**Visual layout annotation data:**

______________________________

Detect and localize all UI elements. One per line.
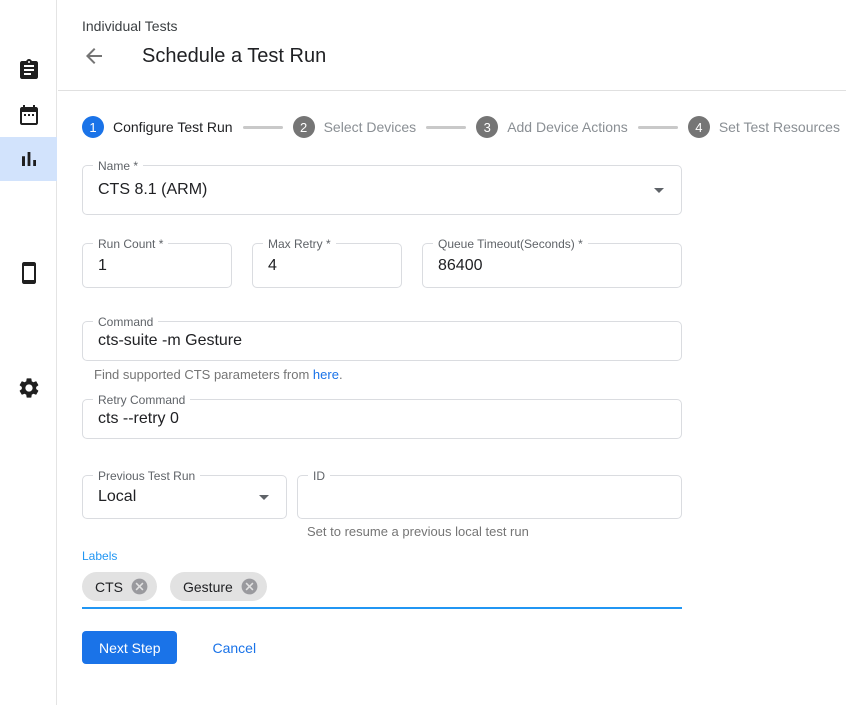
command-label: Command bbox=[93, 315, 158, 329]
retry-command-label: Retry Command bbox=[93, 393, 190, 407]
max-retry-label: Max Retry * bbox=[263, 237, 336, 251]
command-hint: Find supported CTS parameters from here. bbox=[94, 367, 682, 382]
assignment-icon bbox=[17, 58, 41, 82]
labels-focus-underline bbox=[82, 607, 682, 609]
id-input[interactable] bbox=[298, 476, 681, 518]
dropdown-arrow-icon bbox=[252, 485, 276, 509]
queue-timeout-field: Queue Timeout(Seconds) * bbox=[422, 243, 682, 288]
sidebar bbox=[0, 0, 57, 705]
chip-text: Gesture bbox=[183, 579, 233, 595]
step-label: Configure Test Run bbox=[113, 119, 233, 135]
command-hint-period: . bbox=[339, 367, 343, 382]
run-count-label: Run Count * bbox=[93, 237, 168, 251]
step-add-device-actions[interactable]: 3 Add Device Actions bbox=[476, 116, 628, 138]
step-number: 3 bbox=[476, 116, 498, 138]
page-header: Individual Tests Schedule a Test Run bbox=[58, 0, 846, 91]
main-content: Individual Tests Schedule a Test Run 1 C… bbox=[58, 0, 846, 705]
previous-test-run-label: Previous Test Run bbox=[93, 469, 200, 483]
step-label: Select Devices bbox=[324, 119, 417, 135]
configure-test-run-form: Name * CTS 8.1 (ARM) Run Count * Max Ret… bbox=[58, 165, 682, 664]
command-input[interactable] bbox=[83, 322, 681, 360]
sidebar-item-tests[interactable] bbox=[0, 48, 57, 92]
step-connector bbox=[426, 126, 466, 129]
label-chip[interactable]: CTS bbox=[82, 572, 157, 601]
queue-timeout-label: Queue Timeout(Seconds) * bbox=[433, 237, 588, 251]
form-actions: Next Step Cancel bbox=[82, 631, 682, 664]
step-select-devices[interactable]: 2 Select Devices bbox=[293, 116, 417, 138]
step-label: Set Test Resources bbox=[719, 119, 840, 135]
step-number: 2 bbox=[293, 116, 315, 138]
cancel-button[interactable]: Cancel bbox=[212, 640, 256, 656]
cancel-icon bbox=[240, 577, 259, 596]
app-window: Individual Tests Schedule a Test Run 1 C… bbox=[0, 0, 846, 705]
name-label: Name * bbox=[93, 159, 143, 173]
bar-chart-icon bbox=[17, 147, 41, 171]
labels-label: Labels bbox=[82, 549, 682, 563]
sidebar-item-test-runs[interactable] bbox=[0, 137, 57, 181]
step-number: 1 bbox=[82, 116, 104, 138]
next-step-button[interactable]: Next Step bbox=[82, 631, 177, 664]
label-chip[interactable]: Gesture bbox=[170, 572, 267, 601]
breadcrumb: Individual Tests bbox=[82, 18, 846, 34]
run-count-field: Run Count * bbox=[82, 243, 232, 288]
id-hint: Set to resume a previous local test run bbox=[307, 524, 682, 539]
step-label: Add Device Actions bbox=[507, 119, 628, 135]
calendar-icon bbox=[17, 103, 41, 127]
id-label: ID bbox=[308, 469, 330, 483]
step-configure-test-run[interactable]: 1 Configure Test Run bbox=[82, 116, 233, 138]
step-number: 4 bbox=[688, 116, 710, 138]
previous-test-run-select[interactable]: Previous Test Run Local bbox=[82, 475, 287, 519]
chip-remove-button[interactable] bbox=[240, 577, 259, 596]
chip-remove-button[interactable] bbox=[130, 577, 149, 596]
step-connector bbox=[243, 126, 283, 129]
smartphone-icon bbox=[17, 261, 41, 285]
sidebar-item-test-plans[interactable] bbox=[0, 93, 57, 137]
gear-icon bbox=[17, 376, 41, 400]
max-retry-field: Max Retry * bbox=[252, 243, 402, 288]
step-set-test-resources[interactable]: 4 Set Test Resources bbox=[688, 116, 840, 138]
page-title: Schedule a Test Run bbox=[142, 45, 326, 68]
sidebar-item-settings[interactable] bbox=[0, 366, 57, 410]
cts-parameters-link[interactable]: here bbox=[313, 367, 339, 382]
stepper: 1 Configure Test Run 2 Select Devices 3 … bbox=[82, 116, 846, 138]
sidebar-item-devices[interactable] bbox=[0, 251, 57, 295]
id-field: ID bbox=[297, 475, 682, 519]
chip-text: CTS bbox=[95, 579, 123, 595]
retry-command-field: Retry Command bbox=[82, 399, 682, 439]
labels-chip-input[interactable]: CTS Gesture bbox=[82, 572, 682, 601]
command-hint-text: Find supported CTS parameters from bbox=[94, 367, 313, 382]
dropdown-arrow-icon bbox=[647, 178, 671, 202]
name-value: CTS 8.1 (ARM) bbox=[83, 166, 681, 214]
back-button[interactable] bbox=[82, 44, 106, 68]
arrow-back-icon bbox=[82, 44, 106, 68]
command-field: Command bbox=[82, 321, 682, 361]
cancel-icon bbox=[130, 577, 149, 596]
step-connector bbox=[638, 126, 678, 129]
name-select[interactable]: Name * CTS 8.1 (ARM) bbox=[82, 165, 682, 215]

______________________________

Rewrite the part of the listing that opens with the line containing "command-label: Command bbox=[93, 315, 158, 329]" and closes with the line containing "chip-text: Gesture bbox=[183, 579, 233, 595]" as a Markdown table with the columns Row and Line, numbering each line and skipping any blank ones.

**ANSWER TO THIS TASK:**
| Row | Line |
|---|---|
| 1 | command-label: Command bbox=[93, 315, 158, 329] |
| 2 | retry-command-label: Retry Command bbox=[93, 393, 190, 407] |
| 3 | max-retry-label: Max Retry * bbox=[263, 237, 336, 251] |
| 4 | command-hint: Find supported CTS parameters from here. bbox=[94, 367, 682, 382] |
| 5 | assignment-icon bbox=[17, 58, 41, 82] |
| 6 | labels-focus-underline bbox=[82, 607, 682, 609] |
| 7 | id-input[interactable] bbox=[298, 476, 681, 518] |
| 8 | dropdown-arrow-icon bbox=[252, 485, 276, 509] |
| 9 | queue-timeout-field: Queue Timeout(Seconds) * bbox=[422, 243, 682, 288] |
| 10 | sidebar bbox=[0, 0, 57, 705] |
| 11 | chip-text: Gesture bbox=[183, 579, 233, 595] |